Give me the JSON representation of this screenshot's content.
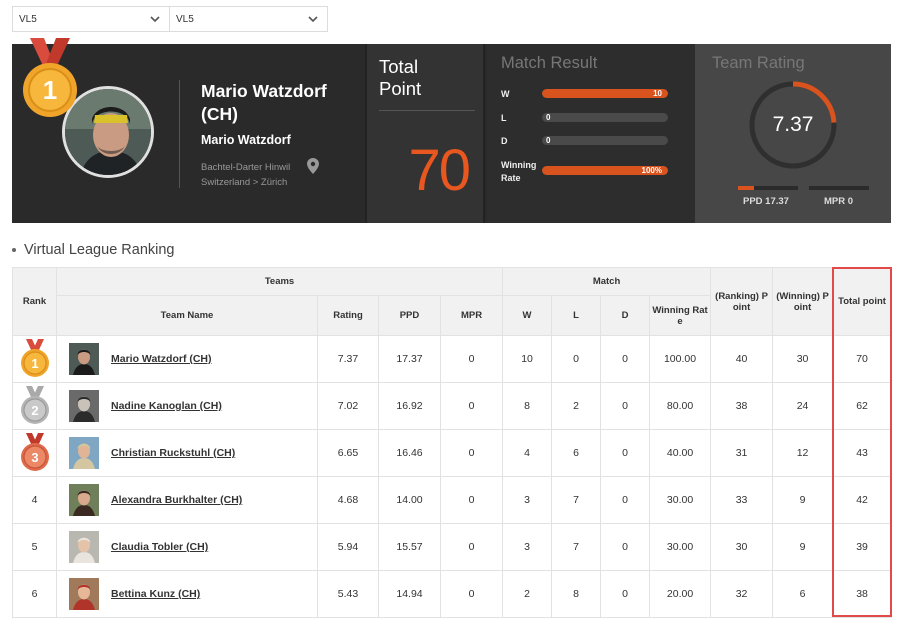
{
  "selects": [
    {
      "value": "VL5",
      "icon": "chevron-down-icon"
    },
    {
      "value": "VL5",
      "icon": "chevron-down-icon"
    }
  ],
  "profile": {
    "name": "Mario Watzdorf (CH)",
    "sub_name": "Mario Watzdorf",
    "venue": "Bachtel-Darter Hinwil",
    "location": "Switzerland > Zürich",
    "medal": "1"
  },
  "total_point": {
    "title": "Total Point",
    "value": "70"
  },
  "match_result": {
    "title": "Match Result",
    "rows": [
      {
        "label": "W",
        "value": "10",
        "fraction": 1.0
      },
      {
        "label": "L",
        "value": "0",
        "fraction": 0
      },
      {
        "label": "D",
        "value": "0",
        "fraction": 0
      },
      {
        "label": "Winning Rate",
        "value": "100%",
        "fraction": 1.0
      }
    ]
  },
  "team_rating": {
    "title": "Team Rating",
    "value": "7.37",
    "gauge_fraction": 0.24,
    "ppd_label": "PPD 17.37",
    "ppd_fraction": 0.26,
    "mpr_label": "MPR 0",
    "mpr_fraction": 0
  },
  "section_title": "Virtual League Ranking",
  "table": {
    "headers": {
      "rank": "Rank",
      "teams": "Teams",
      "match": "Match",
      "team_name": "Team Name",
      "rating": "Rating",
      "ppd": "PPD",
      "mpr": "MPR",
      "w": "W",
      "l": "L",
      "d": "D",
      "winning_rate": "Winning Rat e",
      "ranking_point": "(Ranking) P oint",
      "winning_point": "(Winning) P oint",
      "total_point": "Total point"
    },
    "rows": [
      {
        "rank": "1",
        "medal": "gold",
        "name": "Mario Watzdorf (CH)",
        "rating": "7.37",
        "ppd": "17.37",
        "mpr": "0",
        "w": "10",
        "l": "0",
        "d": "0",
        "rate": "100.00",
        "rpoint": "40",
        "wpoint": "30",
        "total": "70"
      },
      {
        "rank": "2",
        "medal": "silver",
        "name": "Nadine Kanoglan (CH)",
        "rating": "7.02",
        "ppd": "16.92",
        "mpr": "0",
        "w": "8",
        "l": "2",
        "d": "0",
        "rate": "80.00",
        "rpoint": "38",
        "wpoint": "24",
        "total": "62"
      },
      {
        "rank": "3",
        "medal": "bronze",
        "name": "Christian Ruckstuhl (CH)",
        "rating": "6.65",
        "ppd": "16.46",
        "mpr": "0",
        "w": "4",
        "l": "6",
        "d": "0",
        "rate": "40.00",
        "rpoint": "31",
        "wpoint": "12",
        "total": "43"
      },
      {
        "rank": "4",
        "medal": "",
        "name": "Alexandra Burkhalter (CH)",
        "rating": "4.68",
        "ppd": "14.00",
        "mpr": "0",
        "w": "3",
        "l": "7",
        "d": "0",
        "rate": "30.00",
        "rpoint": "33",
        "wpoint": "9",
        "total": "42"
      },
      {
        "rank": "5",
        "medal": "",
        "name": "Claudia Tobler (CH)",
        "rating": "5.94",
        "ppd": "15.57",
        "mpr": "0",
        "w": "3",
        "l": "7",
        "d": "0",
        "rate": "30.00",
        "rpoint": "30",
        "wpoint": "9",
        "total": "39"
      },
      {
        "rank": "6",
        "medal": "",
        "name": "Bettina Kunz (CH)",
        "rating": "5.43",
        "ppd": "14.94",
        "mpr": "0",
        "w": "2",
        "l": "8",
        "d": "0",
        "rate": "20.00",
        "rpoint": "32",
        "wpoint": "6",
        "total": "38"
      }
    ]
  },
  "colors": {
    "accent": "#e8571f",
    "gold": "#f0a52a",
    "silver": "#b9b9b9",
    "bronze": "#e06a4a",
    "highlight": "#e24a4a"
  }
}
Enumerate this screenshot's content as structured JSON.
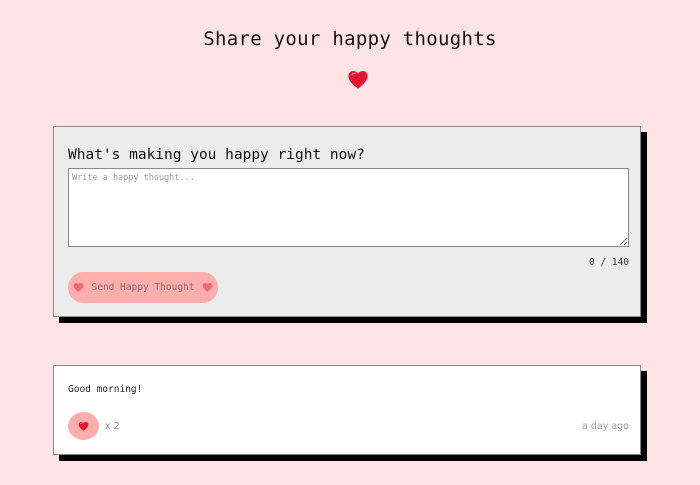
{
  "header": {
    "title": "Share your happy thoughts",
    "icon": "heart-icon"
  },
  "form": {
    "question": "What's making you happy right now?",
    "input_value": "",
    "input_placeholder": "Write a happy thought...",
    "char_count": 0,
    "char_limit": 140,
    "char_counter": "0 / 140",
    "send_label": "Send Happy Thought",
    "send_icon": "heart-icon",
    "send_disabled": true
  },
  "thoughts": [
    {
      "message": "Good morning!",
      "likes": 2,
      "likes_label": "x 2",
      "time": "a day ago",
      "like_icon": "heart-icon"
    }
  ],
  "colors": {
    "background": "#ffe4e6",
    "card_form": "#ececec",
    "card_thought": "#ffffff",
    "button": "#ffadad",
    "heart": "#e8142f",
    "shadow": "#000000"
  }
}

= = = =

## [EXERCISE GOAL]
Go through the data above and transcribe it in full, omitting any image.

## [TASK OUTPUT]
Give me the JSON representation of this screenshot's content.
{
  "selects": [
    {
      "value": "VL5",
      "icon": "chevron-down-icon"
    },
    {
      "value": "VL5",
      "icon": "chevron-down-icon"
    }
  ],
  "profile": {
    "name": "Mario Watzdorf (CH)",
    "sub_name": "Mario Watzdorf",
    "venue": "Bachtel-Darter Hinwil",
    "location": "Switzerland > Zürich",
    "medal": "1"
  },
  "total_point": {
    "title": "Total Point",
    "value": "70"
  },
  "match_result": {
    "title": "Match Result",
    "rows": [
      {
        "label": "W",
        "value": "10",
        "fraction": 1.0
      },
      {
        "label": "L",
        "value": "0",
        "fraction": 0
      },
      {
        "label": "D",
        "value": "0",
        "fraction": 0
      },
      {
        "label": "Winning Rate",
        "value": "100%",
        "fraction": 1.0
      }
    ]
  },
  "team_rating": {
    "title": "Team Rating",
    "value": "7.37",
    "gauge_fraction": 0.24,
    "ppd_label": "PPD 17.37",
    "ppd_fraction": 0.26,
    "mpr_label": "MPR 0",
    "mpr_fraction": 0
  },
  "section_title": "Virtual League Ranking",
  "table": {
    "headers": {
      "rank": "Rank",
      "teams": "Teams",
      "match": "Match",
      "team_name": "Team Name",
      "rating": "Rating",
      "ppd": "PPD",
      "mpr": "MPR",
      "w": "W",
      "l": "L",
      "d": "D",
      "winning_rate": "Winning Rat e",
      "ranking_point": "(Ranking) P oint",
      "winning_point": "(Winning) P oint",
      "total_point": "Total point"
    },
    "rows": [
      {
        "rank": "1",
        "medal": "gold",
        "name": "Mario Watzdorf (CH)",
        "rating": "7.37",
        "ppd": "17.37",
        "mpr": "0",
        "w": "10",
        "l": "0",
        "d": "0",
        "rate": "100.00",
        "rpoint": "40",
        "wpoint": "30",
        "total": "70"
      },
      {
        "rank": "2",
        "medal": "silver",
        "name": "Nadine Kanoglan (CH)",
        "rating": "7.02",
        "ppd": "16.92",
        "mpr": "0",
        "w": "8",
        "l": "2",
        "d": "0",
        "rate": "80.00",
        "rpoint": "38",
        "wpoint": "24",
        "total": "62"
      },
      {
        "rank": "3",
        "medal": "bronze",
        "name": "Christian Ruckstuhl (CH)",
        "rating": "6.65",
        "ppd": "16.46",
        "mpr": "0",
        "w": "4",
        "l": "6",
        "d": "0",
        "rate": "40.00",
        "rpoint": "31",
        "wpoint": "12",
        "total": "43"
      },
      {
        "rank": "4",
        "medal": "",
        "name": "Alexandra Burkhalter (CH)",
        "rating": "4.68",
        "ppd": "14.00",
        "mpr": "0",
        "w": "3",
        "l": "7",
        "d": "0",
        "rate": "30.00",
        "rpoint": "33",
        "wpoint": "9",
        "total": "42"
      },
      {
        "rank": "5",
        "medal": "",
        "name": "Claudia Tobler (CH)",
        "rating": "5.94",
        "ppd": "15.57",
        "mpr": "0",
        "w": "3",
        "l": "7",
        "d": "0",
        "rate": "30.00",
        "rpoint": "30",
        "wpoint": "9",
        "total": "39"
      },
      {
        "rank": "6",
        "medal": "",
        "name": "Bettina Kunz (CH)",
        "rating": "5.43",
        "ppd": "14.94",
        "mpr": "0",
        "w": "2",
        "l": "8",
        "d": "0",
        "rate": "20.00",
        "rpoint": "32",
        "wpoint": "6",
        "total": "38"
      }
    ]
  },
  "colors": {
    "accent": "#e8571f",
    "gold": "#f0a52a",
    "silver": "#b9b9b9",
    "bronze": "#e06a4a",
    "highlight": "#e24a4a"
  }
}
Enumerate this screenshot's content as structured JSON.
{
  "header": {
    "title": "Share your happy thoughts",
    "icon": "heart-icon"
  },
  "form": {
    "question": "What's making you happy right now?",
    "input_value": "",
    "input_placeholder": "Write a happy thought...",
    "char_count": 0,
    "char_limit": 140,
    "char_counter": "0 / 140",
    "send_label": "Send Happy Thought",
    "send_icon": "heart-icon",
    "send_disabled": true
  },
  "thoughts": [
    {
      "message": "Good morning!",
      "likes": 2,
      "likes_label": "x 2",
      "time": "a day ago",
      "like_icon": "heart-icon"
    }
  ],
  "colors": {
    "background": "#ffe4e6",
    "card_form": "#ececec",
    "card_thought": "#ffffff",
    "button": "#ffadad",
    "heart": "#e8142f",
    "shadow": "#000000"
  }
}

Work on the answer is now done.